• [Prompt]: Each record that follows should be repeated exactly, minus any images.

• [Entries]:
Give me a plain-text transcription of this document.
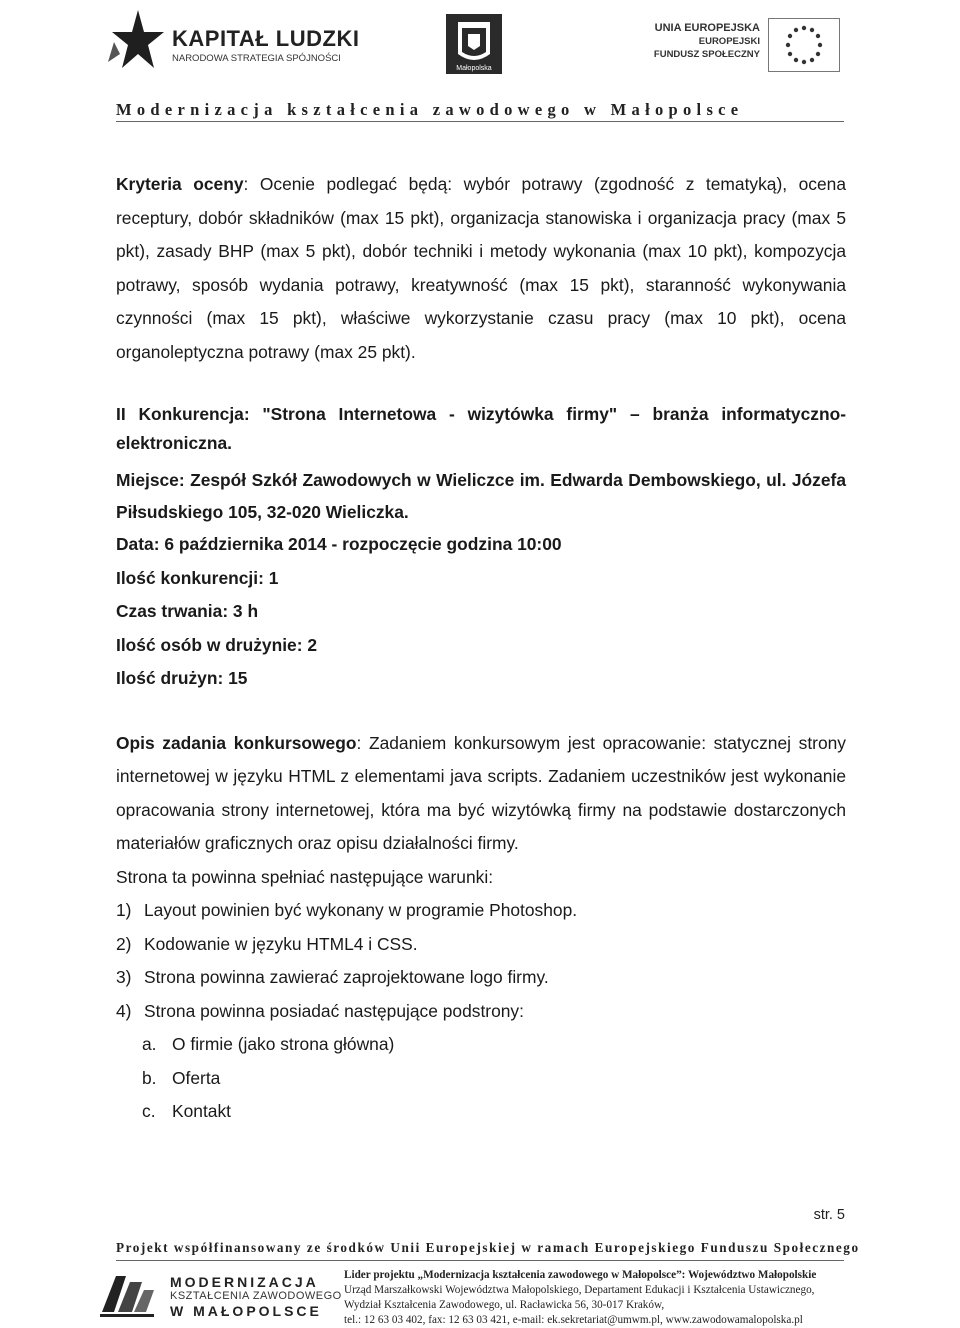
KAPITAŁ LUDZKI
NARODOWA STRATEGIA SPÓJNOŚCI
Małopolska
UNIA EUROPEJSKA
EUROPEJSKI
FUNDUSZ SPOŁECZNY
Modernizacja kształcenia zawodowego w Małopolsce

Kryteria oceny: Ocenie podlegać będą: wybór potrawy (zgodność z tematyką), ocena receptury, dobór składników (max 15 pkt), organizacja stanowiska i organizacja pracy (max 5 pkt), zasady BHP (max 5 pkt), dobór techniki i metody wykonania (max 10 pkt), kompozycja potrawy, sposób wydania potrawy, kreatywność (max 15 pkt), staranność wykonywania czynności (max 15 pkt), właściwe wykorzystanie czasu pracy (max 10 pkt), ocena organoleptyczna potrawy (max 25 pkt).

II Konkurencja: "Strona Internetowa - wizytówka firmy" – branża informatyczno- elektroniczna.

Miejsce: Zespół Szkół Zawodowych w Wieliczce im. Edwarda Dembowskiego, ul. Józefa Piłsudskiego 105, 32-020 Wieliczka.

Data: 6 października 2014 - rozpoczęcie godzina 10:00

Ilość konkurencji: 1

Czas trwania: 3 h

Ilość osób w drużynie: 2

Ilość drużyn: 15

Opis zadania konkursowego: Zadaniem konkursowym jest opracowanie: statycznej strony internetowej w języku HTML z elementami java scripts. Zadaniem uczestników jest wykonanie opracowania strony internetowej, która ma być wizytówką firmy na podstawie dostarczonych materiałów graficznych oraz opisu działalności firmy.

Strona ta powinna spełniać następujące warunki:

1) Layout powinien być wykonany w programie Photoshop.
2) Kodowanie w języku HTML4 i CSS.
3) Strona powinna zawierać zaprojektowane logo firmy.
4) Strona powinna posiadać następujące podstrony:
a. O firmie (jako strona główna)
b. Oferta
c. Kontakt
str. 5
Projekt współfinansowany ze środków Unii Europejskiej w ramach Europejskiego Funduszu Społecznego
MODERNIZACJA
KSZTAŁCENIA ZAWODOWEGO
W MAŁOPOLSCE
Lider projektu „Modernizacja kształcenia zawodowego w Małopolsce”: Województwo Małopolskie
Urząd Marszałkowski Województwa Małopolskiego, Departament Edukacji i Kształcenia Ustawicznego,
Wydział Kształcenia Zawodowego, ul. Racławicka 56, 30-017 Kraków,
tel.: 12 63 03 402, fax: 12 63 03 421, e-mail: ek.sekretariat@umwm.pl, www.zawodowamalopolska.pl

• [Solution for this problem]:
Give me a plain-text transcription of this document.
KAPITAŁ LUDZKI
NARODOWA STRATEGIA SPÓJNOŚCI
Małopolska
UNIA EUROPEJSKA
EUROPEJSKI
FUNDUSZ SPOŁECZNY
Modernizacja kształcenia zawodowego w Małopolsce

Kryteria oceny: Ocenie podlegać będą: wybór potrawy (zgodność z tematyką), ocena receptury, dobór składników (max 15 pkt), organizacja stanowiska i organizacja pracy (max 5 pkt), zasady BHP (max 5 pkt), dobór techniki i metody wykonania (max 10 pkt), kompozycja potrawy, sposób wydania potrawy, kreatywność (max 15 pkt), staranność wykonywania czynności (max 15 pkt), właściwe wykorzystanie czasu pracy (max 10 pkt), ocena organoleptyczna potrawy (max 25 pkt).

II Konkurencja: "Strona Internetowa - wizytówka firmy" – branża informatyczno- elektroniczna.

Miejsce: Zespół Szkół Zawodowych w Wieliczce im. Edwarda Dembowskiego, ul. Józefa Piłsudskiego 105, 32-020 Wieliczka.

Data: 6 października 2014 - rozpoczęcie godzina 10:00

Ilość konkurencji: 1

Czas trwania: 3 h

Ilość osób w drużynie: 2

Ilość drużyn: 15

Opis zadania konkursowego: Zadaniem konkursowym jest opracowanie: statycznej strony internetowej w języku HTML z elementami java scripts. Zadaniem uczestników jest wykonanie opracowania strony internetowej, która ma być wizytówką firmy na podstawie dostarczonych materiałów graficznych oraz opisu działalności firmy.

Strona ta powinna spełniać następujące warunki:

1) Layout powinien być wykonany w programie Photoshop.
2) Kodowanie w języku HTML4 i CSS.
3) Strona powinna zawierać zaprojektowane logo firmy.
4) Strona powinna posiadać następujące podstrony:
a. O firmie (jako strona główna)
b. Oferta
c. Kontakt
str. 5
Projekt współfinansowany ze środków Unii Europejskiej w ramach Europejskiego Funduszu Społecznego
MODERNIZACJA
KSZTAŁCENIA ZAWODOWEGO
W MAŁOPOLSCE
Lider projektu „Modernizacja kształcenia zawodowego w Małopolsce”: Województwo Małopolskie
Urząd Marszałkowski Województwa Małopolskiego, Departament Edukacji i Kształcenia Ustawicznego,
Wydział Kształcenia Zawodowego, ul. Racławicka 56, 30-017 Kraków,
tel.: 12 63 03 402, fax: 12 63 03 421, e-mail: ek.sekretariat@umwm.pl, www.zawodowamalopolska.pl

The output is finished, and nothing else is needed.